**PROVIDED ENTRIES**.
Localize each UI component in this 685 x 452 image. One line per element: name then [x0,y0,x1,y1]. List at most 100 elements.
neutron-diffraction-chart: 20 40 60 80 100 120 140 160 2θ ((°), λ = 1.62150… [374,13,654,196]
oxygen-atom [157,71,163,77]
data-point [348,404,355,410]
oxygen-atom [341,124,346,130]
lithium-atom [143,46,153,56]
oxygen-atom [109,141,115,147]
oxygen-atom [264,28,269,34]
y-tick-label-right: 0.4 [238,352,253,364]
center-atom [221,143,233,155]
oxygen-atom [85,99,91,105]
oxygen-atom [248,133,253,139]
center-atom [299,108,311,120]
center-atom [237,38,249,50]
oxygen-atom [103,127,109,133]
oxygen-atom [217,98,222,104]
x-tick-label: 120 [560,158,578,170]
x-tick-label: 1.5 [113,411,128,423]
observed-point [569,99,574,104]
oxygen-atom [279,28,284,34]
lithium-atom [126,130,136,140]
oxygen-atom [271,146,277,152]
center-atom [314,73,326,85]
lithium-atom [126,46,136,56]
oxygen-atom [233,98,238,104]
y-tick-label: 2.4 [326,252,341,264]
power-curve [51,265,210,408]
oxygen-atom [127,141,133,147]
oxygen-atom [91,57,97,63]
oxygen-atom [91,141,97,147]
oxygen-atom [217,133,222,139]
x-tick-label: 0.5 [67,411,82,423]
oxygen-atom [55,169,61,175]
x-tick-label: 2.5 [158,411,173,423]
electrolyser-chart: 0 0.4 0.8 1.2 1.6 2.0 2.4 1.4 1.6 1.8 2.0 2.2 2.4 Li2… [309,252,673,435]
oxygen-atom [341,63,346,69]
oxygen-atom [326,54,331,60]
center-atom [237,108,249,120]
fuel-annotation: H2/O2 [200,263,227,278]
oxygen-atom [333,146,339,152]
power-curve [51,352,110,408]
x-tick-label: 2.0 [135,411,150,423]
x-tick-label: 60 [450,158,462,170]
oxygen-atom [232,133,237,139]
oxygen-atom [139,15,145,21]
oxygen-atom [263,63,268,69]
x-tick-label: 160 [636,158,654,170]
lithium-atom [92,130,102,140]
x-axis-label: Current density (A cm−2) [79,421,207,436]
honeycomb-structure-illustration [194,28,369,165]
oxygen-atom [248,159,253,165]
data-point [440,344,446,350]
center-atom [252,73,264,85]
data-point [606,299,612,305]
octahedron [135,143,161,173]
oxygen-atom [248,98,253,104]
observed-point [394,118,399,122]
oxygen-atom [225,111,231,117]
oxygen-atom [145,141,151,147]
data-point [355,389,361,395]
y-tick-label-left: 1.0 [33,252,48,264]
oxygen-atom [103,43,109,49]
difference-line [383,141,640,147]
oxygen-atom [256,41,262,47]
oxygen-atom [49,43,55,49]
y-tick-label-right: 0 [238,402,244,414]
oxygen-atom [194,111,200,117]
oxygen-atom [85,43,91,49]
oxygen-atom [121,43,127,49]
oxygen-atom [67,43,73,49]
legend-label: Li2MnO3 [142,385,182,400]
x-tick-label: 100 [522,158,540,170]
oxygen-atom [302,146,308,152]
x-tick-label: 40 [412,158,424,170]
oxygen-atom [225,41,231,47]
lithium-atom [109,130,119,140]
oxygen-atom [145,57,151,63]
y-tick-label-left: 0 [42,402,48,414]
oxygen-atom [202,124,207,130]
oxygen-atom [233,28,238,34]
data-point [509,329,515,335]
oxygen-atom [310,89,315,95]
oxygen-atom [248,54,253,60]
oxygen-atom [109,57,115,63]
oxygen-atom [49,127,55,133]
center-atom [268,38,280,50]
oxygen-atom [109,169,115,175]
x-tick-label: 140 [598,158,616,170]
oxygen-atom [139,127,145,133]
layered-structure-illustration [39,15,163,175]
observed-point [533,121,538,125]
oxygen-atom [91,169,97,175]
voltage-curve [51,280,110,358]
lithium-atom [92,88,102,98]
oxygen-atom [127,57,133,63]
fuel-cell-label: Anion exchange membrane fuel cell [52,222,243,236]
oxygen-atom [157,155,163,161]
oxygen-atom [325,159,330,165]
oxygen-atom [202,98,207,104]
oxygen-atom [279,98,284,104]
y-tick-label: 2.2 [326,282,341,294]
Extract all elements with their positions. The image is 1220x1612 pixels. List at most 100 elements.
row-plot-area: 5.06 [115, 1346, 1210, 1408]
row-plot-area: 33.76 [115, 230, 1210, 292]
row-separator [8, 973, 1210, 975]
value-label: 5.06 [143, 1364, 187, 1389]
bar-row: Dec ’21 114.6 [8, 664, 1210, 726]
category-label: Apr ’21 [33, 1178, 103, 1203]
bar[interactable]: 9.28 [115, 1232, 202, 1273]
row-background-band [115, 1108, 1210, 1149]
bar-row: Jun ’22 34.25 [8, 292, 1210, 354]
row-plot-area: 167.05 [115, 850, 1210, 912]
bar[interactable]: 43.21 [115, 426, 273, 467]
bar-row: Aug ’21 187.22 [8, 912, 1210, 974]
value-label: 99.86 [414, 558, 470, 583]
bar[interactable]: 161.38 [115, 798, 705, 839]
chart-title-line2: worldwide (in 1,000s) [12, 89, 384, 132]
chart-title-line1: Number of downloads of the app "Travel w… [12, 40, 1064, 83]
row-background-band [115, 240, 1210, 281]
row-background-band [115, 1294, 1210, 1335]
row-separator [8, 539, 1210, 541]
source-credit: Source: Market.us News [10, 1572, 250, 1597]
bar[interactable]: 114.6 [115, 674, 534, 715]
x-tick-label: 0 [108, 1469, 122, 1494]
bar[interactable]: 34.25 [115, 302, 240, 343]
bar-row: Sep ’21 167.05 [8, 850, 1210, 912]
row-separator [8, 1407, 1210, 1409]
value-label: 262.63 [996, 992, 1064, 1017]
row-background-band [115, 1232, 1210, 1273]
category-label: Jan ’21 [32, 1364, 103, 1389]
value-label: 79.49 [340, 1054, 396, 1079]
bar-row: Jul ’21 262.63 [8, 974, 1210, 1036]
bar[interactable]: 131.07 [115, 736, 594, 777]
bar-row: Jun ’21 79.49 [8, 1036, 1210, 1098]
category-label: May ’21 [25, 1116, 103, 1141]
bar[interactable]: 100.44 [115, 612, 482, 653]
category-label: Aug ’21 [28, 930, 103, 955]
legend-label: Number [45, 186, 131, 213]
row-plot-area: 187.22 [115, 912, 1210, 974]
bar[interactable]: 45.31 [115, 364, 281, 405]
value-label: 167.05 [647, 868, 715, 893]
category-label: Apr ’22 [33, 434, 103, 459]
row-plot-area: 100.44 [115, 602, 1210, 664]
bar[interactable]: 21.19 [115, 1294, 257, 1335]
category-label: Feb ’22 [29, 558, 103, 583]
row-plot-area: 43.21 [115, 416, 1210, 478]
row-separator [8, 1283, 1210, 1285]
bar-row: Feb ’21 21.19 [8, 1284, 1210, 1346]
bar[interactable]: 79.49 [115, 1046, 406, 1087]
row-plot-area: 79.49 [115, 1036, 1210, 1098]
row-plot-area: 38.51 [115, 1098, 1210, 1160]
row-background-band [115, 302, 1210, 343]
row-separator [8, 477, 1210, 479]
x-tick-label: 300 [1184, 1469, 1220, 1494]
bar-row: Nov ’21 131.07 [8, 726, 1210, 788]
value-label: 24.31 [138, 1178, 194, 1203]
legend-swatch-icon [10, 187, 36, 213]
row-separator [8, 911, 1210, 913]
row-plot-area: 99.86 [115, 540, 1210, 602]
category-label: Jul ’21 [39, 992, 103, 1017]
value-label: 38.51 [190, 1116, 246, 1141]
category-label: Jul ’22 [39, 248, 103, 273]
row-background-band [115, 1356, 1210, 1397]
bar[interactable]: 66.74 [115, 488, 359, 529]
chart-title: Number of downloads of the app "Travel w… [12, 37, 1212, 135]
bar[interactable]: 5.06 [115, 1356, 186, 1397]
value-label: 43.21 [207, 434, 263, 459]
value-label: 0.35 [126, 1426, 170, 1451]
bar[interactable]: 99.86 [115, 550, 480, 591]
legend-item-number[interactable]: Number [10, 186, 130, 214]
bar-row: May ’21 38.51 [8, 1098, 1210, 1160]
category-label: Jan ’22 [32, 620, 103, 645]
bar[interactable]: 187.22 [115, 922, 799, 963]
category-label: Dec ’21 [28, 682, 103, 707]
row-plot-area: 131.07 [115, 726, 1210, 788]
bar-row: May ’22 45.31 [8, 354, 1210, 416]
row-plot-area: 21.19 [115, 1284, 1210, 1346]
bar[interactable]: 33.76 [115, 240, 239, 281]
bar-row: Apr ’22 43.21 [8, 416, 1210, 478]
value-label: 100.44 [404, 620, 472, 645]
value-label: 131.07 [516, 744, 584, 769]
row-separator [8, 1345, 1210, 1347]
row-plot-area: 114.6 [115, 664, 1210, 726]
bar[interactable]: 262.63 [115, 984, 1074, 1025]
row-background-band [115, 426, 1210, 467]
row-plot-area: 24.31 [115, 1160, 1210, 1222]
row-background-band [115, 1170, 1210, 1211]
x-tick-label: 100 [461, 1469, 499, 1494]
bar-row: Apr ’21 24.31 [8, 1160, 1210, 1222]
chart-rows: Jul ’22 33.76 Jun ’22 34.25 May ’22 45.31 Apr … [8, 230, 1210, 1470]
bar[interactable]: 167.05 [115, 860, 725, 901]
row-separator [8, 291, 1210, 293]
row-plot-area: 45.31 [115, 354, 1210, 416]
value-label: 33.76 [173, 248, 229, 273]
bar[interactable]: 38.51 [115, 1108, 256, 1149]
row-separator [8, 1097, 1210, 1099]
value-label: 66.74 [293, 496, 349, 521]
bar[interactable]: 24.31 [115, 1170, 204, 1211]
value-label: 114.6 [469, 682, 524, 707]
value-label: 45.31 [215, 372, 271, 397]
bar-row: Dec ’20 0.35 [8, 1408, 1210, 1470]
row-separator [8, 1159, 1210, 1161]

**TASK OBJECTIVE**.
Print every line from the first one through the line containing "oxygen-atom [233,98,238,104]", inclusive, reproducing each character for character.

**TASK SOLUTION**.
Localize each UI component in this 685 x 452 image. One line per element: name then [x0,y0,x1,y1]. List at most 100 elements.
neutron-diffraction-chart: 20 40 60 80 100 120 140 160 2θ ((°), λ = 1.62150… [374,13,654,196]
oxygen-atom [157,71,163,77]
data-point [348,404,355,410]
oxygen-atom [341,124,346,130]
lithium-atom [143,46,153,56]
oxygen-atom [109,141,115,147]
oxygen-atom [264,28,269,34]
y-tick-label-right: 0.4 [238,352,253,364]
center-atom [221,143,233,155]
oxygen-atom [85,99,91,105]
oxygen-atom [248,133,253,139]
center-atom [299,108,311,120]
center-atom [237,38,249,50]
oxygen-atom [103,127,109,133]
oxygen-atom [217,98,222,104]
x-tick-label: 120 [560,158,578,170]
x-tick-label: 1.5 [113,411,128,423]
observed-point [569,99,574,104]
oxygen-atom [279,28,284,34]
lithium-atom [126,130,136,140]
oxygen-atom [271,146,277,152]
center-atom [314,73,326,85]
lithium-atom [126,46,136,56]
oxygen-atom [233,98,238,104]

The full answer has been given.